_DATASET EXTRACT_.

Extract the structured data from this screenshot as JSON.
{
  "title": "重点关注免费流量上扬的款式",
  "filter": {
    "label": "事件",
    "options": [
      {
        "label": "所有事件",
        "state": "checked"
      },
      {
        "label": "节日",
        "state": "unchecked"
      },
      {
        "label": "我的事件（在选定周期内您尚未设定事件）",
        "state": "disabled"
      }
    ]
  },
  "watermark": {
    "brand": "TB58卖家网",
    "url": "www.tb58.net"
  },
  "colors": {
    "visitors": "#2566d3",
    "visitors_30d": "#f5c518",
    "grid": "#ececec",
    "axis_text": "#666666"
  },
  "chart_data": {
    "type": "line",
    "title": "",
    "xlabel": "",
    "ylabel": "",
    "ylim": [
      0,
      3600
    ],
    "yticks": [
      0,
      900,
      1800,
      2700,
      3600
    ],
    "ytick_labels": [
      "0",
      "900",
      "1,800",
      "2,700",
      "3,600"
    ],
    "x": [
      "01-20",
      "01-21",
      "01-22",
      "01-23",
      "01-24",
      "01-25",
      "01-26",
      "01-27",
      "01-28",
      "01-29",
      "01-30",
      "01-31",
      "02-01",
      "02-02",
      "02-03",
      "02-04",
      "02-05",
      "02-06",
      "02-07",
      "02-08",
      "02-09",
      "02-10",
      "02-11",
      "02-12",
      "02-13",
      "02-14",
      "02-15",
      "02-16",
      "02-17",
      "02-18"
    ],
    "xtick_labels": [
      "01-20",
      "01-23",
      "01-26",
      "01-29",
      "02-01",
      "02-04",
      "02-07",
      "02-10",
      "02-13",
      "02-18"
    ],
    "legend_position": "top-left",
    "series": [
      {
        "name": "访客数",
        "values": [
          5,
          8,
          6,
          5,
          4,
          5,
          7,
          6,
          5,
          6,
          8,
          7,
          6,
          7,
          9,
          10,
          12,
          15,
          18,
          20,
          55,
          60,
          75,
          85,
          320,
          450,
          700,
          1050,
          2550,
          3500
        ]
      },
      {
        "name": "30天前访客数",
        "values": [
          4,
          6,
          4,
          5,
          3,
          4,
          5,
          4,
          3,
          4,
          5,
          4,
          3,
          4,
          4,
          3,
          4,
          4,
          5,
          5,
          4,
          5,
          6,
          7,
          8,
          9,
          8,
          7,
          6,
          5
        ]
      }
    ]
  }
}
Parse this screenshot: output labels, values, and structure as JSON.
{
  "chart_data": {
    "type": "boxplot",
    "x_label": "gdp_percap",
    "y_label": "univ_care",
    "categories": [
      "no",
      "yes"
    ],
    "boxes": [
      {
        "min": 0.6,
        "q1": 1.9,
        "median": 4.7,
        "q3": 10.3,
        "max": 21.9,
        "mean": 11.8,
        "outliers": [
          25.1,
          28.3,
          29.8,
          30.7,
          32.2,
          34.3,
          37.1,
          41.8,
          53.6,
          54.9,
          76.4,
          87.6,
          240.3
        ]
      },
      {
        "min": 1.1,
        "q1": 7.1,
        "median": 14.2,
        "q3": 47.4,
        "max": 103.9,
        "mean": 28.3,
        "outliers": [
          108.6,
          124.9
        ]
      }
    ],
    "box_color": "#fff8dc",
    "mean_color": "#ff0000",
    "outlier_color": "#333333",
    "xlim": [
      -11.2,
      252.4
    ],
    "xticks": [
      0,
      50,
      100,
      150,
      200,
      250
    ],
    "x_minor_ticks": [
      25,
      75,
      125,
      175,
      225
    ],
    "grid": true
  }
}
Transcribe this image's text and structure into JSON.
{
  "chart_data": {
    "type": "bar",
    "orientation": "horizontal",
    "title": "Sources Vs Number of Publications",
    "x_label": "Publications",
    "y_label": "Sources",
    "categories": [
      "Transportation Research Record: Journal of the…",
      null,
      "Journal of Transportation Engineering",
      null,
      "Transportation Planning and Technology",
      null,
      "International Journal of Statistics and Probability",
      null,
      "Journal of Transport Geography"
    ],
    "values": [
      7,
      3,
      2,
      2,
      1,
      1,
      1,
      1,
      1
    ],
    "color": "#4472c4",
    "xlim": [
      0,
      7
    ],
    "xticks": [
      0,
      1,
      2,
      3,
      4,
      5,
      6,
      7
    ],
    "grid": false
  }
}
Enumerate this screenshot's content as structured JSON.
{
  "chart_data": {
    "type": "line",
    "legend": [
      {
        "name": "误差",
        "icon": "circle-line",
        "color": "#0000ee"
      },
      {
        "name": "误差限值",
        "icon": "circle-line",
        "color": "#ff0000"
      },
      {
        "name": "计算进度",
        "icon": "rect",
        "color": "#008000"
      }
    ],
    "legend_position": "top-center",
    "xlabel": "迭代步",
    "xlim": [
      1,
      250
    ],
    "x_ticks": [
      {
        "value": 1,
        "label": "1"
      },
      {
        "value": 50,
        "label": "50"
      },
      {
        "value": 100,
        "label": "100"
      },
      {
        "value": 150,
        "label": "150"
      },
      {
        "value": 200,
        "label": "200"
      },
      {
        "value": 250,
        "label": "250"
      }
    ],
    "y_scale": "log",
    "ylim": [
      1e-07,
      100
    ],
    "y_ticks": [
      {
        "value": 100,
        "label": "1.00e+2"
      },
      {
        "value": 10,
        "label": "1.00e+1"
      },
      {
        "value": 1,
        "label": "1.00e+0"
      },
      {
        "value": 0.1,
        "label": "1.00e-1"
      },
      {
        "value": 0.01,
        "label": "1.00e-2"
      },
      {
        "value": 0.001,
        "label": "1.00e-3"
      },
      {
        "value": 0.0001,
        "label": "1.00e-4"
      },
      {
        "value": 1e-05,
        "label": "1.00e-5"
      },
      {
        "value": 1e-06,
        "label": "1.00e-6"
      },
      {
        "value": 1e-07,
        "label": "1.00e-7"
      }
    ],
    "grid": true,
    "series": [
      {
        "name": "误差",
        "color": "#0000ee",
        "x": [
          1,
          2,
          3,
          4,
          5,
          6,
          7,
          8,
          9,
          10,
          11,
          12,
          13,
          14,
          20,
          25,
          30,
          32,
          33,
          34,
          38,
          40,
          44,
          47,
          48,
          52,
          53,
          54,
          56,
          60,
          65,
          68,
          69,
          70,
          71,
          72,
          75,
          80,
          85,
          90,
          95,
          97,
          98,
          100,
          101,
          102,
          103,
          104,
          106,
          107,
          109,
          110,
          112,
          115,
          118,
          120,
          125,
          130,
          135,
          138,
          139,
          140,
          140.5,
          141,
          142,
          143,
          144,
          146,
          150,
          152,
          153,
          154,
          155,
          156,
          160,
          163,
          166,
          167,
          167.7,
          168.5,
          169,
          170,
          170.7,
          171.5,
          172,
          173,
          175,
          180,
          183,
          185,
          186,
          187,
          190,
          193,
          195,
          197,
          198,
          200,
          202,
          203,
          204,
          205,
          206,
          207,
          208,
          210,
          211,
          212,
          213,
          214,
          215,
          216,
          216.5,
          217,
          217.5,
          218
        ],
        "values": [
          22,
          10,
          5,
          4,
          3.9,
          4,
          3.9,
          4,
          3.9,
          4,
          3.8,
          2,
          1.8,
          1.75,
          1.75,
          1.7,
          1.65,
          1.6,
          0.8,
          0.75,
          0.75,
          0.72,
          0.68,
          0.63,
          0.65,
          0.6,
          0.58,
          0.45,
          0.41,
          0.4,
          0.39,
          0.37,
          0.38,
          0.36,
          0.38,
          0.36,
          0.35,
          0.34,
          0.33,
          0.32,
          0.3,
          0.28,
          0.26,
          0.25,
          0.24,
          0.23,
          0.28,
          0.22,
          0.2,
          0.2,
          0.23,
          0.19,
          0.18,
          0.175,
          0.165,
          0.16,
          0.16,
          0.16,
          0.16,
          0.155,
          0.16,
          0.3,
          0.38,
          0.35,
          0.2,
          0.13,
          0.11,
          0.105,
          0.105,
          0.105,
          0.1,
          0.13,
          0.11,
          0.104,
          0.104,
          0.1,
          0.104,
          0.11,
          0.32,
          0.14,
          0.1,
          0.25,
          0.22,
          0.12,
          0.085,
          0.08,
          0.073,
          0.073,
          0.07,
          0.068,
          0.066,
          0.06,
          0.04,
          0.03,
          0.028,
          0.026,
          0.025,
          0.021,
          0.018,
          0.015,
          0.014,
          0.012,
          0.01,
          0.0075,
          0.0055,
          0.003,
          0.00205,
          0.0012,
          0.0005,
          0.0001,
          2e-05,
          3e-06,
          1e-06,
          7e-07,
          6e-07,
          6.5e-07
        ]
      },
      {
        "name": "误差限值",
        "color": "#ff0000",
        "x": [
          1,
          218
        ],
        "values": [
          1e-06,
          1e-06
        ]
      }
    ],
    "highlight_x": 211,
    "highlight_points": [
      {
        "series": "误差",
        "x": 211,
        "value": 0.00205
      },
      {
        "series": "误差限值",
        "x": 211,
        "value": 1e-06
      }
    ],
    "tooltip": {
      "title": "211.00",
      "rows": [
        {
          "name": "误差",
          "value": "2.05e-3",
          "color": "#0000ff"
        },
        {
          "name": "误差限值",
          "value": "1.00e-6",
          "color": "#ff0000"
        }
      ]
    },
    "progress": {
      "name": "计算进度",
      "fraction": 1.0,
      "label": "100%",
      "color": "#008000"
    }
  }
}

_WORK TO DO_.
Pick every line with "误差限值" in it and copy it.

_WRITTEN RESPONSE_.
        "name": "误差限值",
        "name": "误差限值",
        "series": "误差限值",
          "name": "误差限值",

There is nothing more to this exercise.